BEGIN Information shown

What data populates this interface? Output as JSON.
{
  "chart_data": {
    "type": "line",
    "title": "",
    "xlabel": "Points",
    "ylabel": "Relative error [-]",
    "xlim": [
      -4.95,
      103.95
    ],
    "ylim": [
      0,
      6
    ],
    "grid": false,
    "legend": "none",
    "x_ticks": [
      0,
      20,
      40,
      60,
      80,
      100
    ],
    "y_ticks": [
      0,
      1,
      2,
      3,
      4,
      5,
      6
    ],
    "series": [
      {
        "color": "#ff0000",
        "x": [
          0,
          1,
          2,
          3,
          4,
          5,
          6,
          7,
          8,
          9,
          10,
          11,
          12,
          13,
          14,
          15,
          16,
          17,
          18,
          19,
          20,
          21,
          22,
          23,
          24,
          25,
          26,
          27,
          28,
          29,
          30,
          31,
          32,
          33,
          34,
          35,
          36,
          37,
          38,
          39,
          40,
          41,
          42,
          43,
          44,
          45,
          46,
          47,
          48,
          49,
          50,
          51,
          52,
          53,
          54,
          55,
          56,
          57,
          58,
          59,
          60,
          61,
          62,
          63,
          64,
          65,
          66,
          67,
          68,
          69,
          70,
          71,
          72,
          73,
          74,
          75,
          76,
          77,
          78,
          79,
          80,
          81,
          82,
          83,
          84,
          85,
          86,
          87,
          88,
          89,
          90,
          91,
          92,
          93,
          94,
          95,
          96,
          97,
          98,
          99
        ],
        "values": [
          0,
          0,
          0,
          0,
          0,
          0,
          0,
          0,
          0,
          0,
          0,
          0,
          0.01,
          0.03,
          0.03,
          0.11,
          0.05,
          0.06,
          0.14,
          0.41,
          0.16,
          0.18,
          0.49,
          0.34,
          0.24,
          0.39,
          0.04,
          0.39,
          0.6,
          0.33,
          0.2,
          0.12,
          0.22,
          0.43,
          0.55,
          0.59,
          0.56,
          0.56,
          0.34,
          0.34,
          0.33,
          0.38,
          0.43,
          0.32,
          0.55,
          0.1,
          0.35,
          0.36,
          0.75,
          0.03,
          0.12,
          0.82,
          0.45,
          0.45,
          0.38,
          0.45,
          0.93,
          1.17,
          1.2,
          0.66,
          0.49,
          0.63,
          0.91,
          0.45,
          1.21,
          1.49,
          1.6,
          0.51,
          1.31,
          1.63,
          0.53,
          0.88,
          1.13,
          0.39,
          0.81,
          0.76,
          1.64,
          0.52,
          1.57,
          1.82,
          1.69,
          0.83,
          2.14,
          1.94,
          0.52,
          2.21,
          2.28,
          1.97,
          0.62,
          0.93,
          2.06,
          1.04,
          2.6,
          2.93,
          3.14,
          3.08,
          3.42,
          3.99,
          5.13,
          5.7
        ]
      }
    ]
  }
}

END Information shown

> **Stated task**
The listing above should be transcribed in full, exactly as written.

> **Written response**
What data populates this interface? Output as JSON.
{
  "chart_data": {
    "type": "line",
    "title": "",
    "xlabel": "Points",
    "ylabel": "Relative error [-]",
    "xlim": [
      -4.95,
      103.95
    ],
    "ylim": [
      0,
      6
    ],
    "grid": false,
    "legend": "none",
    "x_ticks": [
      0,
      20,
      40,
      60,
      80,
      100
    ],
    "y_ticks": [
      0,
      1,
      2,
      3,
      4,
      5,
      6
    ],
    "series": [
      {
        "color": "#ff0000",
        "x": [
          0,
          1,
          2,
          3,
          4,
          5,
          6,
          7,
          8,
          9,
          10,
          11,
          12,
          13,
          14,
          15,
          16,
          17,
          18,
          19,
          20,
          21,
          22,
          23,
          24,
          25,
          26,
          27,
          28,
          29,
          30,
          31,
          32,
          33,
          34,
          35,
          36,
          37,
          38,
          39,
          40,
          41,
          42,
          43,
          44,
          45,
          46,
          47,
          48,
          49,
          50,
          51,
          52,
          53,
          54,
          55,
          56,
          57,
          58,
          59,
          60,
          61,
          62,
          63,
          64,
          65,
          66,
          67,
          68,
          69,
          70,
          71,
          72,
          73,
          74,
          75,
          76,
          77,
          78,
          79,
          80,
          81,
          82,
          83,
          84,
          85,
          86,
          87,
          88,
          89,
          90,
          91,
          92,
          93,
          94,
          95,
          96,
          97,
          98,
          99
        ],
        "values": [
          0,
          0,
          0,
          0,
          0,
          0,
          0,
          0,
          0,
          0,
          0,
          0,
          0.01,
          0.03,
          0.03,
          0.11,
          0.05,
          0.06,
          0.14,
          0.41,
          0.16,
          0.18,
          0.49,
          0.34,
          0.24,
          0.39,
          0.04,
          0.39,
          0.6,
          0.33,
          0.2,
          0.12,
          0.22,
          0.43,
          0.55,
          0.59,
          0.56,
          0.56,
          0.34,
          0.34,
          0.33,
          0.38,
          0.43,
          0.32,
          0.55,
          0.1,
          0.35,
          0.36,
          0.75,
          0.03,
          0.12,
          0.82,
          0.45,
          0.45,
          0.38,
          0.45,
          0.93,
          1.17,
          1.2,
          0.66,
          0.49,
          0.63,
          0.91,
          0.45,
          1.21,
          1.49,
          1.6,
          0.51,
          1.31,
          1.63,
          0.53,
          0.88,
          1.13,
          0.39,
          0.81,
          0.76,
          1.64,
          0.52,
          1.57,
          1.82,
          1.69,
          0.83,
          2.14,
          1.94,
          0.52,
          2.21,
          2.28,
          1.97,
          0.62,
          0.93,
          2.06,
          1.04,
          2.6,
          2.93,
          3.14,
          3.08,
          3.42,
          3.99,
          5.13,
          5.7
        ]
      }
    ]
  }
}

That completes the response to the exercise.